* _Task description_: Report, word for word, every line of the material that contains "JSON".

* _Given entries_:
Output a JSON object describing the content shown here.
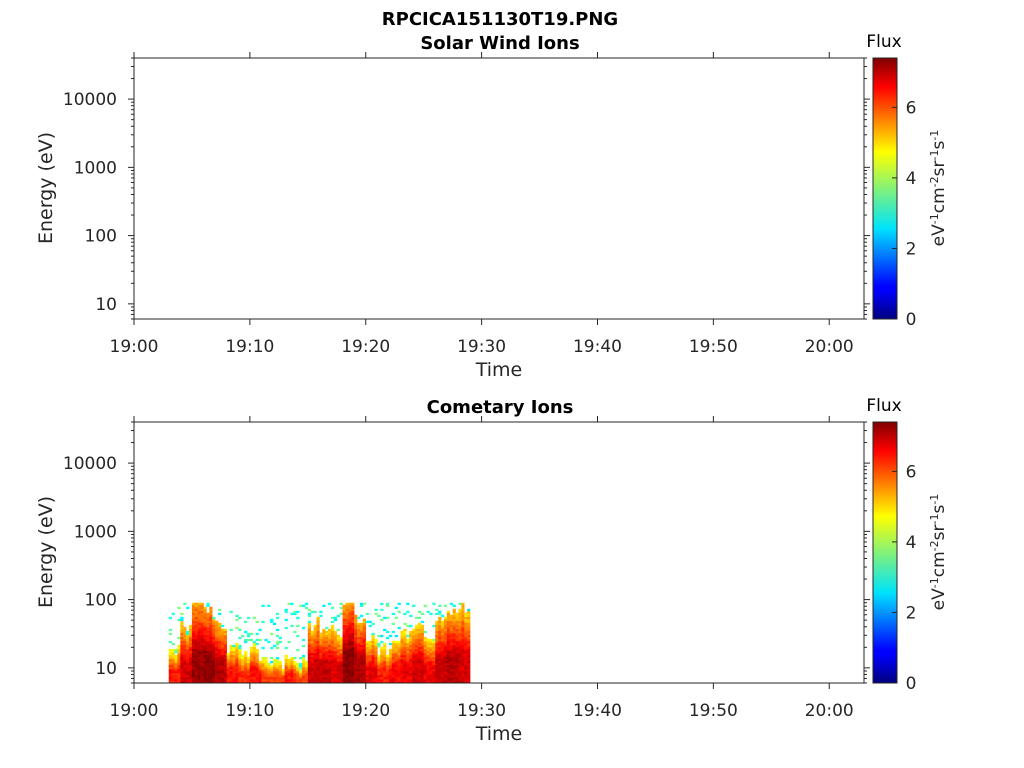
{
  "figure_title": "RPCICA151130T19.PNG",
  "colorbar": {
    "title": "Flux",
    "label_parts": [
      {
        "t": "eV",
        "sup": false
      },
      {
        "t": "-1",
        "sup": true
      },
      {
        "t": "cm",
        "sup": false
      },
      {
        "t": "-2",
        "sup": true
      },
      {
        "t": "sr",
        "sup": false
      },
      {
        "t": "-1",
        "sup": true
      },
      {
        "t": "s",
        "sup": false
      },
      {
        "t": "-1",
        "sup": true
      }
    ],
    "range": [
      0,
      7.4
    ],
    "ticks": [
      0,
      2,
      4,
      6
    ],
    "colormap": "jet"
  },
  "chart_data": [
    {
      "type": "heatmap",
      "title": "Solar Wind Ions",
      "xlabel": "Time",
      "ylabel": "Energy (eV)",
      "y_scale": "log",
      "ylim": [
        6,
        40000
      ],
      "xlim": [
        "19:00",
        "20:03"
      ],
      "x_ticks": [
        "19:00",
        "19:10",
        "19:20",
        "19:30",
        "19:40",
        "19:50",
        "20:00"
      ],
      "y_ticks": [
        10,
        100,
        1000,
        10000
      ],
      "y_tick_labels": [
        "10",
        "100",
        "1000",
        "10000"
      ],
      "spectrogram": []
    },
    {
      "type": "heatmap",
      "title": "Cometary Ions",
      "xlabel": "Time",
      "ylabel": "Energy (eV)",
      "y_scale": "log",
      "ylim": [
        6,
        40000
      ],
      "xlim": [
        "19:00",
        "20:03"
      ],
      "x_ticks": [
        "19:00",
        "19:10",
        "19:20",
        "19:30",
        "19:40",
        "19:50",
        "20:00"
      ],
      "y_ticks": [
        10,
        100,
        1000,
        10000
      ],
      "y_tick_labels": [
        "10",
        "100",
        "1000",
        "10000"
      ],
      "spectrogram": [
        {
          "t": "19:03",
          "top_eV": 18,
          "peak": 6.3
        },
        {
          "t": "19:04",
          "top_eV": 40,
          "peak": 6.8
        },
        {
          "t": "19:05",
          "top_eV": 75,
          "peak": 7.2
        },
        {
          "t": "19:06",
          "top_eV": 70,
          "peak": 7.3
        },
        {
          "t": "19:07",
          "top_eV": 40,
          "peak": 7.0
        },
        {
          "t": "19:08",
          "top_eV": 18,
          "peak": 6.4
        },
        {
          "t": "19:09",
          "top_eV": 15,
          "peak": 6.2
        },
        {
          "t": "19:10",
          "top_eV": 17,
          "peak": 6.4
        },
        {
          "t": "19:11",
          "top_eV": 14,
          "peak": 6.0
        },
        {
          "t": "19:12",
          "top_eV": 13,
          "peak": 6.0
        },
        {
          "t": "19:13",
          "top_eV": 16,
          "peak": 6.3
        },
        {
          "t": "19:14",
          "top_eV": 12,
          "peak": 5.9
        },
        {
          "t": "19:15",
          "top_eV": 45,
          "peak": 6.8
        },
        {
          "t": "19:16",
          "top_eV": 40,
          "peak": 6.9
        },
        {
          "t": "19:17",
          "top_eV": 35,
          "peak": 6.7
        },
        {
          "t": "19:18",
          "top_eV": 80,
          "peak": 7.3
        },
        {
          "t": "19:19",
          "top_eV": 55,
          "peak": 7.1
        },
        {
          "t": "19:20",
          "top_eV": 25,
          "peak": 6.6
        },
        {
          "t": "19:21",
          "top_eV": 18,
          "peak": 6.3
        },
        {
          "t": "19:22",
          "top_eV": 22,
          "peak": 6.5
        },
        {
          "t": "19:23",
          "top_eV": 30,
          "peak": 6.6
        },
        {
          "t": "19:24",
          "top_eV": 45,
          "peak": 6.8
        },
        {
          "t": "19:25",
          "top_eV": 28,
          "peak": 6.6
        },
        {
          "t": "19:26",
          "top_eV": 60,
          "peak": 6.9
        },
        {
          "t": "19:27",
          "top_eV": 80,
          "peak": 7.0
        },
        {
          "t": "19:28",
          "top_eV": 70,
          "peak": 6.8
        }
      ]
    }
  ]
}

---

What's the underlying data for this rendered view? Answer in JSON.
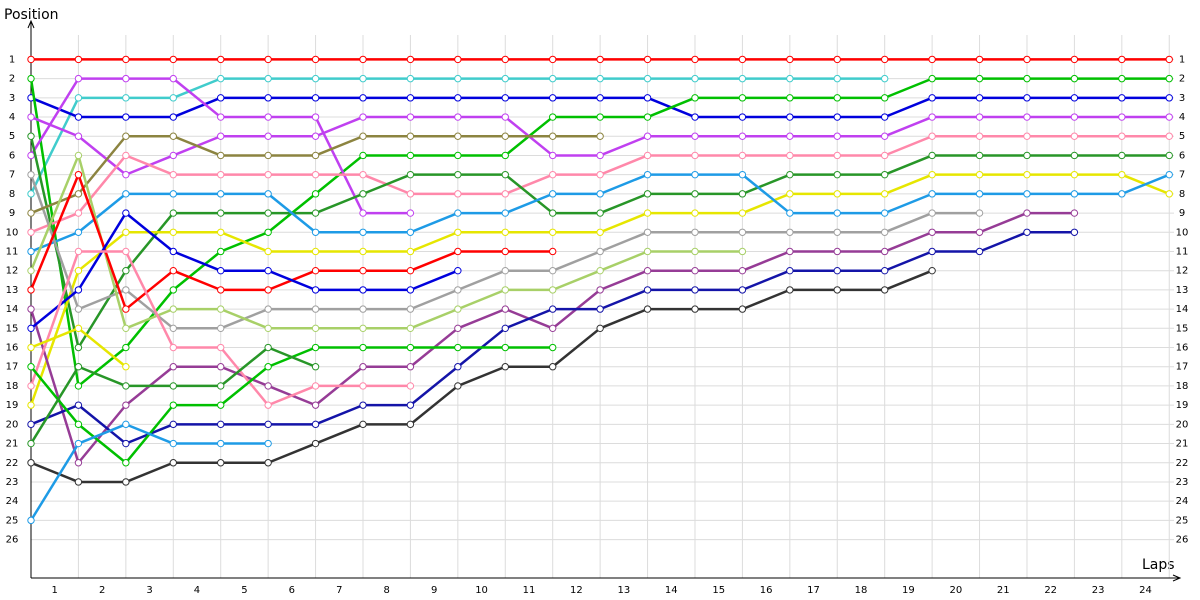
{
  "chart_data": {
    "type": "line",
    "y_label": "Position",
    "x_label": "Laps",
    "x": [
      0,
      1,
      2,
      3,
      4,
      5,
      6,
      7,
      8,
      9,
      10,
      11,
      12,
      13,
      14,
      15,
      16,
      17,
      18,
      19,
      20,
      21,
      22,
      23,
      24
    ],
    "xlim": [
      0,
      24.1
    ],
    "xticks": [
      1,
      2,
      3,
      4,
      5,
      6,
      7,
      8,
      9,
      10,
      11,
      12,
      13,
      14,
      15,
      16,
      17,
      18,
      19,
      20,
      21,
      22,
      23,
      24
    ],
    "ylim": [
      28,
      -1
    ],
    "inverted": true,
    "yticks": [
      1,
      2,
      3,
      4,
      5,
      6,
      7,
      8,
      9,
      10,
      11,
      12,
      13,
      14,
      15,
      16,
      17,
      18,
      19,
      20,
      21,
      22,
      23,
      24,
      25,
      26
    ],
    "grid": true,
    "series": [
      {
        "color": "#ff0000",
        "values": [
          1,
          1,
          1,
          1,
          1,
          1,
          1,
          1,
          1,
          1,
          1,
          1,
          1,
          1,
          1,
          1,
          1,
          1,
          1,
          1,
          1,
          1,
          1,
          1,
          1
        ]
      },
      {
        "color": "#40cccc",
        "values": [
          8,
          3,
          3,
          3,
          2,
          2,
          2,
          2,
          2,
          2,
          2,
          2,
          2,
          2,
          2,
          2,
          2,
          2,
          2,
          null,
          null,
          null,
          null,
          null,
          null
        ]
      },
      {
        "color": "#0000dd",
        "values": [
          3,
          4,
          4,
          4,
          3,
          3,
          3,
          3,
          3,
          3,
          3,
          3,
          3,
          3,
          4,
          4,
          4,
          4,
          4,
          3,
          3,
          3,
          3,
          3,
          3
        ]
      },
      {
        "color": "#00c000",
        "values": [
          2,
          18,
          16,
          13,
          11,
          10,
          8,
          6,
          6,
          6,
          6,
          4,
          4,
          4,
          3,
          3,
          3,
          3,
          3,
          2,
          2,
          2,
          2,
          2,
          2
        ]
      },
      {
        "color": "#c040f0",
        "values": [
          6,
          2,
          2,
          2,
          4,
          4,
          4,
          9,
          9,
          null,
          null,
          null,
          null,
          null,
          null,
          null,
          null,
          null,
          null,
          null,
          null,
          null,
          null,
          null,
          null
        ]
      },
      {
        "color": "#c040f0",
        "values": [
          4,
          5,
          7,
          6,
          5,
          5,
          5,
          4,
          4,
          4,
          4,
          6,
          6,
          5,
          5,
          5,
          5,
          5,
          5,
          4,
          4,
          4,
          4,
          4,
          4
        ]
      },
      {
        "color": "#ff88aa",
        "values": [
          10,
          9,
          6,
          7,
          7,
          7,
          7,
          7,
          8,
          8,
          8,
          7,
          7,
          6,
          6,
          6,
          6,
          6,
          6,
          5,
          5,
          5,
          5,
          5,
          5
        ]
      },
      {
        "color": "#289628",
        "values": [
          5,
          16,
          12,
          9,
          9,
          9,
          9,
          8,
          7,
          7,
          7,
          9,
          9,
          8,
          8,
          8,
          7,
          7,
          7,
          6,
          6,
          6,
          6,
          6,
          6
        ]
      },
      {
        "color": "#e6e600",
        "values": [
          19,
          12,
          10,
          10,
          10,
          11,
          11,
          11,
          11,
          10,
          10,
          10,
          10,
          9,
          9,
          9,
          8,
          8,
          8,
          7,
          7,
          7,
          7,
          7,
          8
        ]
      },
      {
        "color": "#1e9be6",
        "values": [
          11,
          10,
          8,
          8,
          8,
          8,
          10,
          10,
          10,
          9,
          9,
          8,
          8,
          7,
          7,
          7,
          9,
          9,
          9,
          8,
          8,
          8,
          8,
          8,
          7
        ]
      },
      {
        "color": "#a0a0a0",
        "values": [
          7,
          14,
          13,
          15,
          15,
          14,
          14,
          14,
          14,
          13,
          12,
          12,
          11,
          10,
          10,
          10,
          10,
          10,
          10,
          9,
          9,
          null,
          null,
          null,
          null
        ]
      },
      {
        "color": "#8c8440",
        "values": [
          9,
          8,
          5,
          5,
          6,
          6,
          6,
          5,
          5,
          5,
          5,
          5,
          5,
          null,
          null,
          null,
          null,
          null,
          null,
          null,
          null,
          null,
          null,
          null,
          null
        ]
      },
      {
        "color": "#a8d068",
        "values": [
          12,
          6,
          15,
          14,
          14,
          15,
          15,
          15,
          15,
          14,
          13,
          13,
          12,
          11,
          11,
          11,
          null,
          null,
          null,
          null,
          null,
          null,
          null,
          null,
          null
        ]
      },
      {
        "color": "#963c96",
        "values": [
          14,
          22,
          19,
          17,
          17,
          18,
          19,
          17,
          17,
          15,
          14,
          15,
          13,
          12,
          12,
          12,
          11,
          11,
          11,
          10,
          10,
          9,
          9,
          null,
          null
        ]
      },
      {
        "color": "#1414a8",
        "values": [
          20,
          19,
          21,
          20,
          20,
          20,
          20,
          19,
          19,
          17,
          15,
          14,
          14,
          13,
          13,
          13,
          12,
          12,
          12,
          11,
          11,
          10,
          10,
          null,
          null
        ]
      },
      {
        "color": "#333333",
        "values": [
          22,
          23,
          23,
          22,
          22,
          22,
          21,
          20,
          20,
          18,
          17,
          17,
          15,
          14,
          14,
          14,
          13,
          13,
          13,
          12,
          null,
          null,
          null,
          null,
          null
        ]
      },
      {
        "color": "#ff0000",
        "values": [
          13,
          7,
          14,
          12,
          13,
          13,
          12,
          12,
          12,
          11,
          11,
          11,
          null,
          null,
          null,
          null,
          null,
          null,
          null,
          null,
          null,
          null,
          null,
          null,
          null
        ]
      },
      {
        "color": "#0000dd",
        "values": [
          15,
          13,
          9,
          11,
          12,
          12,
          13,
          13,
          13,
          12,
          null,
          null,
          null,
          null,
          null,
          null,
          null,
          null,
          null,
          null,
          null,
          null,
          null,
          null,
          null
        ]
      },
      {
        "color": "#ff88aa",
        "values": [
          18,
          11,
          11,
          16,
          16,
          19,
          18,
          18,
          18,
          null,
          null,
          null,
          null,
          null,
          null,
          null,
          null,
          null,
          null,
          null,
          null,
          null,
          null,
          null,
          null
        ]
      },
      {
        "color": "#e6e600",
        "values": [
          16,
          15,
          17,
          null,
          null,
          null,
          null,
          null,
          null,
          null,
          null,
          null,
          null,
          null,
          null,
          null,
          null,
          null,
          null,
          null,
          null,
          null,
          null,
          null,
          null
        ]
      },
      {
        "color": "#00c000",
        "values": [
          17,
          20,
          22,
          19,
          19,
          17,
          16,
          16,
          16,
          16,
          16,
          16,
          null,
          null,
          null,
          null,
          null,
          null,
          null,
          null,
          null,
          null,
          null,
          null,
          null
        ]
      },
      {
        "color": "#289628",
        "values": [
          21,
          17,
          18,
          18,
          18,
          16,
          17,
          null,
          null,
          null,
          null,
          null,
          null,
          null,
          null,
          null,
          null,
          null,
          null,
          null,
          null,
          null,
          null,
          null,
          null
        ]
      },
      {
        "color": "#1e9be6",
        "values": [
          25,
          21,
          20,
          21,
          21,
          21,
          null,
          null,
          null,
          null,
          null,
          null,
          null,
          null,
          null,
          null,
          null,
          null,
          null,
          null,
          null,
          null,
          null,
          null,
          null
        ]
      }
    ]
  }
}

* _Answer to the task_:
Output a JSON object describing the content shown here.
What's the underlying data for this rendered view? Answer in JSON.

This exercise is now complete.